[PROBLEM TO WORK ON]
Copy out all the lines exactly. Omit pictures.

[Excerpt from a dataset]
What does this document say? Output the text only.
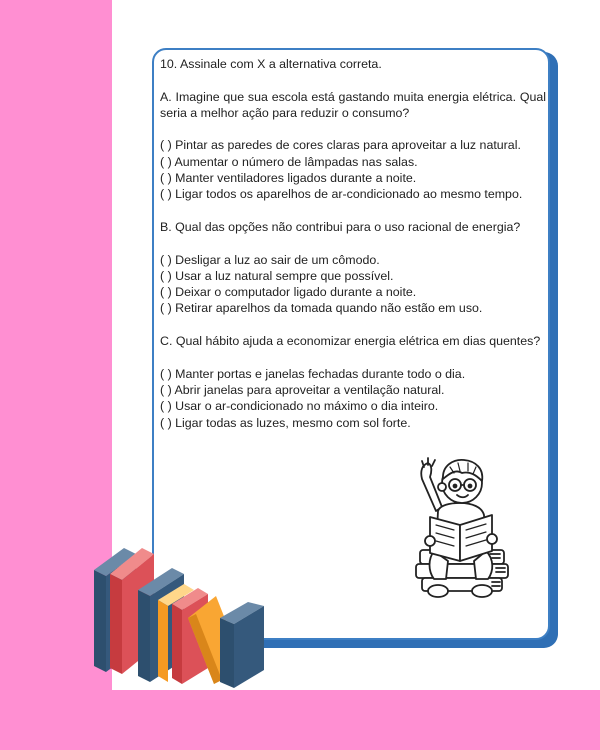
10. Assinale com X a alternativa correta.

A. Imagine que sua escola está gastando muita energia elétrica. Qual seria a melhor ação para reduzir o consumo?

( ) Pintar as paredes de cores claras para aproveitar a luz natural.

( ) Aumentar o número de lâmpadas nas salas.

( ) Manter ventiladores ligados durante a noite.

( ) Ligar todos os aparelhos de ar-condicionado ao mesmo tempo.

B. Qual das opções não contribui para o uso racional de energia?

( ) Desligar a luz ao sair de um cômodo.

( ) Usar a luz natural sempre que possível.

( ) Deixar o computador ligado durante a noite.

( ) Retirar aparelhos da tomada quando não estão em uso.

C. Qual hábito ajuda a economizar energia elétrica em dias quentes?

( ) Manter portas e janelas fechadas durante todo o dia.

( ) Abrir janelas para aproveitar a ventilação natural.

( ) Usar o ar-condicionado no máximo o dia inteiro.

( ) Ligar todas as luzes, mesmo com sol forte.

[ANSWER TO THIS EXERCISE]
What does this document say? Output the text only.
10. Assinale com X a alternativa correta.

A. Imagine que sua escola está gastando muita energia elétrica. Qual seria a melhor ação para reduzir o consumo?

( ) Pintar as paredes de cores claras para aproveitar a luz natural.

( ) Aumentar o número de lâmpadas nas salas.

( ) Manter ventiladores ligados durante a noite.

( ) Ligar todos os aparelhos de ar-condicionado ao mesmo tempo.

B. Qual das opções não contribui para o uso racional de energia?

( ) Desligar a luz ao sair de um cômodo.

( ) Usar a luz natural sempre que possível.

( ) Deixar o computador ligado durante a noite.

( ) Retirar aparelhos da tomada quando não estão em uso.

C. Qual hábito ajuda a economizar energia elétrica em dias quentes?

( ) Manter portas e janelas fechadas durante todo o dia.

( ) Abrir janelas para aproveitar a ventilação natural.

( ) Usar o ar-condicionado no máximo o dia inteiro.

( ) Ligar todas as luzes, mesmo com sol forte.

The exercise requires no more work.